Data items
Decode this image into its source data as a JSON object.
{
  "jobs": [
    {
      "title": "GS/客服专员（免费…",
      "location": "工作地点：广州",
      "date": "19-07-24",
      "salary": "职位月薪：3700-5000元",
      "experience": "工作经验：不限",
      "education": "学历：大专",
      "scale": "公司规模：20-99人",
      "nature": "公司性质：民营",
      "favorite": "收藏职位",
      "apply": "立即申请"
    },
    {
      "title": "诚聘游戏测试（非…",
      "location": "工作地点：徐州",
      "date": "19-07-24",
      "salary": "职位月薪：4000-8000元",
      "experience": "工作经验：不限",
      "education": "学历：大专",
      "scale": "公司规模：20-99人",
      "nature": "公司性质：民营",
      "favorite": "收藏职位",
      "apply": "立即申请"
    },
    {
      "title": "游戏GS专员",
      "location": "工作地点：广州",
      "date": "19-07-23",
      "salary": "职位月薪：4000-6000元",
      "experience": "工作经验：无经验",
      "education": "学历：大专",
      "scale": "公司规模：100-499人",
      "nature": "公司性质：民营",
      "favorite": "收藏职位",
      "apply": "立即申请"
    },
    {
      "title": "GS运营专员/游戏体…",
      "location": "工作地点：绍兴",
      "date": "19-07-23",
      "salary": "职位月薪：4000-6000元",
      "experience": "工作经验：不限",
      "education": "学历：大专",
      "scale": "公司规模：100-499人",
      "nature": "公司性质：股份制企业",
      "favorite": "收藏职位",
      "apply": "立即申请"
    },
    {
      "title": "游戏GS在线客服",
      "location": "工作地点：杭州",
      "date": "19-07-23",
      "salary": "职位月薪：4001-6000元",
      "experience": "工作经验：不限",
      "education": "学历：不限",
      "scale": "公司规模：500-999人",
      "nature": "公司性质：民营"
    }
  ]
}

- REQUIRED WORK: Look through the entries above. Extract each line with the word "location".

- SOLUTION TO THE EXERCISE:
      "location": "工作地点：广州",
      "location": "工作地点：徐州",
      "location": "工作地点：广州",
      "location": "工作地点：绍兴",
      "location": "工作地点：杭州",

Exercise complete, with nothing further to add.